## begin Data extract

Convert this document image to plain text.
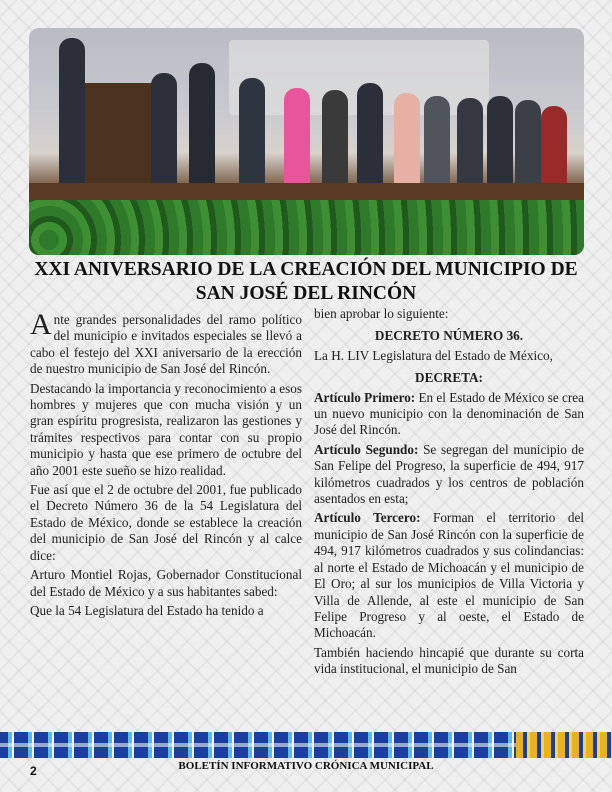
XXI ANIVERSARIO DE LA CREACIÓN DEL MUNICIPIO DE SAN JOSÉ DEL RINCÓN

Ante grandes personalidades del ramo político del municipio e invitados especiales se llevó a cabo el festejo del XXI aniversario de la erección de nuestro municipio de San José del Rincón.

Destacando la importancia y reconocimiento a esos hombres y mujeres que con mucha visión y un gran espíritu progresista, realizaron las gestiones y trámites respectivos para contar con su propio municipio y hasta que ese primero de octubre del año 2001 este sueño se hizo realidad.

Fue así que el 2 de octubre del 2001, fue publicado el Decreto Número 36 de la 54 Legislatura del Estado de México, donde se establece la creación del municipio de San José del Rincón y al calce dice:

Arturo Montiel Rojas, Gobernador Constitucional del Estado de México y a sus habitantes sabed:

Que la 54 Legislatura del Estado ha tenido a

bien aprobar lo siguiente:

DECRETO NÚMERO 36.

La H. LIV Legislatura del Estado de México,

DECRETA:

Artículo Primero: En el Estado de México se crea un nuevo municipio con la denominación de San José del Rincón.

Artículo Segundo: Se segregan del municipio de San Felipe del Progreso, la superficie de 494, 917 kilómetros cuadrados y los centros de población asentados en esta;

Artículo Tercero: Forman el territorio del municipio de San José Rincón con la superficie de 494, 917 kilómetros cuadrados y sus colindancias: al norte el Estado de Michoacán y el municipio de El Oro; al sur los municipios de Villa Victoria y Villa de Allende, al este el municipio de San Felipe Progreso y al oeste, el Estado de Michoacán.

También haciendo hincapié que durante su corta vida institucional, el municipio de San

2	BOLETÍN INFORMATIVO CRÓNICA MUNICIPAL
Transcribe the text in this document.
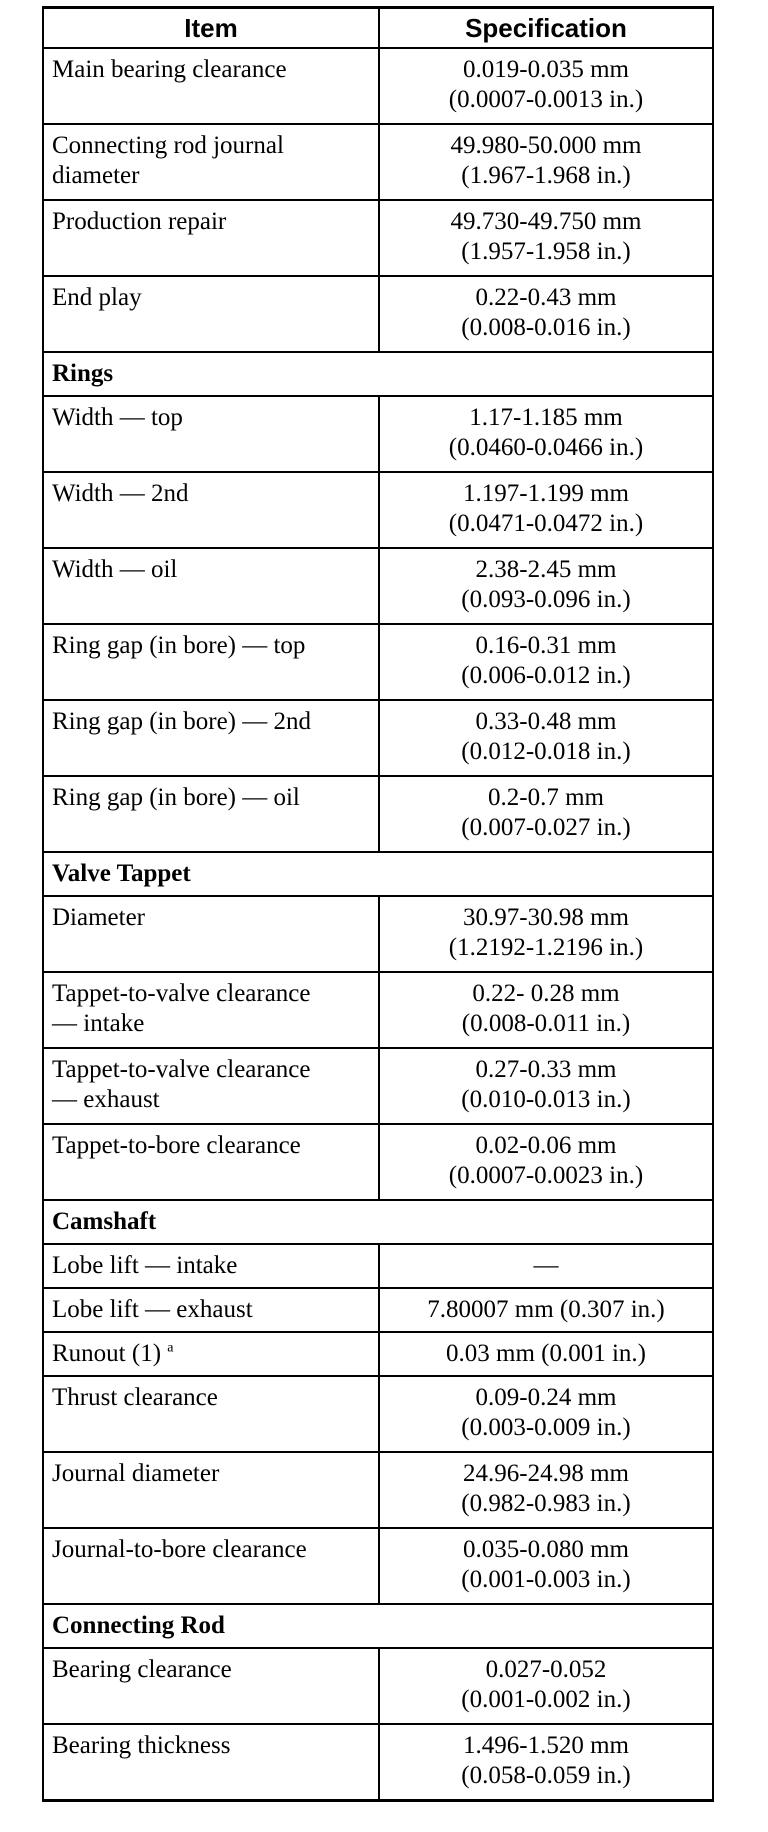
Item	Specification

Main bearing clearance	0.019-0.035 mm
(0.0007-0.0013 in.)

Connecting rod journal
diameter	49.980-50.000 mm
(1.967-1.968 in.)

Production repair	49.730-49.750 mm
(1.957-1.958 in.)

End play	0.22-0.43 mm
(0.008-0.016 in.)

Rings	

Width — top	1.17-1.185 mm
(0.0460-0.0466 in.)

Width — 2nd	1.197-1.199 mm
(0.0471-0.0472 in.)

Width — oil	2.38-2.45 mm
(0.093-0.096 in.)

Ring gap (in bore) — top	0.16-0.31 mm
(0.006-0.012 in.)

Ring gap (in bore) — 2nd	0.33-0.48 mm
(0.012-0.018 in.)

Ring gap (in bore) — oil	0.2-0.7 mm
(0.007-0.027 in.)

Valve Tappet	

Diameter	30.97-30.98 mm
(1.2192-1.2196 in.)

Tappet-to-valve clearance
— intake	0.22- 0.28 mm
(0.008-0.011 in.)

Tappet-to-valve clearance
— exhaust	0.27-0.33 mm
(0.010-0.013 in.)

Tappet-to-bore clearance	0.02-0.06 mm
(0.0007-0.0023 in.)

Camshaft	

Lobe lift — intake	—

Lobe lift — exhaust	7.80007 mm (0.307 in.)

Runout (1) $^a$	0.03 mm (0.001 in.)

Thrust clearance	0.09-0.24 mm
(0.003-0.009 in.)

Journal diameter	24.96-24.98 mm
(0.982-0.983 in.)

Journal-to-bore clearance	0.035-0.080 mm
(0.001-0.003 in.)

Connecting Rod	

Bearing clearance	0.027-0.052
(0.001-0.002 in.)

Bearing thickness	1.496-1.520 mm
(0.058-0.059 in.)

## end Data extract

* _Stated task_
Restate the data above word for word. Do not include the images.

* _Exercise answer_
Convert this document image to plain text.
XXI ANIVERSARIO DE LA CREACIÓN DEL MUNICIPIO DE SAN JOSÉ DEL RINCÓN

Ante grandes personalidades del ramo político del municipio e invitados especiales se llevó a cabo el festejo del XXI aniversario de la erección de nuestro municipio de San José del Rincón.

Destacando la importancia y reconocimiento a esos hombres y mujeres que con mucha visión y un gran espíritu progresista, realizaron las gestiones y trámites respectivos para contar con su propio municipio y hasta que ese primero de octubre del año 2001 este sueño se hizo realidad.

Fue así que el 2 de octubre del 2001, fue publicado el Decreto Número 36 de la 54 Legislatura del Estado de México, donde se establece la creación del municipio de San José del Rincón y al calce dice:

Arturo Montiel Rojas, Gobernador Constitucional del Estado de México y a sus habitantes sabed:

Que la 54 Legislatura del Estado ha tenido a

bien aprobar lo siguiente:

DECRETO NÚMERO 36.

La H. LIV Legislatura del Estado de México,

DECRETA:

Artículo Primero: En el Estado de México se crea un nuevo municipio con la denominación de San José del Rincón.

Artículo Segundo: Se segregan del municipio de San Felipe del Progreso, la superficie de 494, 917 kilómetros cuadrados y los centros de población asentados en esta;

Artículo Tercero: Forman el territorio del municipio de San José Rincón con la superficie de 494, 917 kilómetros cuadrados y sus colindancias: al norte el Estado de Michoacán y el municipio de El Oro; al sur los municipios de Villa Victoria y Villa de Allende, al este el municipio de San Felipe Progreso y al oeste, el Estado de Michoacán.

También haciendo hincapié que durante su corta vida institucional, el municipio de San

2	BOLETÍN INFORMATIVO CRÓNICA MUNICIPAL
Transcribe the text in this document.
Item	Specification

Main bearing clearance	0.019-0.035 mm
(0.0007-0.0013 in.)

Connecting rod journal
diameter	49.980-50.000 mm
(1.967-1.968 in.)

Production repair	49.730-49.750 mm
(1.957-1.958 in.)

End play	0.22-0.43 mm
(0.008-0.016 in.)

Rings	

Width — top	1.17-1.185 mm
(0.0460-0.0466 in.)

Width — 2nd	1.197-1.199 mm
(0.0471-0.0472 in.)

Width — oil	2.38-2.45 mm
(0.093-0.096 in.)

Ring gap (in bore) — top	0.16-0.31 mm
(0.006-0.012 in.)

Ring gap (in bore) — 2nd	0.33-0.48 mm
(0.012-0.018 in.)

Ring gap (in bore) — oil	0.2-0.7 mm
(0.007-0.027 in.)

Valve Tappet	

Diameter	30.97-30.98 mm
(1.2192-1.2196 in.)

Tappet-to-valve clearance
— intake	0.22- 0.28 mm
(0.008-0.011 in.)

Tappet-to-valve clearance
— exhaust	0.27-0.33 mm
(0.010-0.013 in.)

Tappet-to-bore clearance	0.02-0.06 mm
(0.0007-0.0023 in.)

Camshaft	

Lobe lift — intake	—

Lobe lift — exhaust	7.80007 mm (0.307 in.)

Runout (1) $^a$	0.03 mm (0.001 in.)

Thrust clearance	0.09-0.24 mm
(0.003-0.009 in.)

Journal diameter	24.96-24.98 mm
(0.982-0.983 in.)

Journal-to-bore clearance	0.035-0.080 mm
(0.001-0.003 in.)

Connecting Rod	

Bearing clearance	0.027-0.052
(0.001-0.002 in.)

Bearing thickness	1.496-1.520 mm
(0.058-0.059 in.)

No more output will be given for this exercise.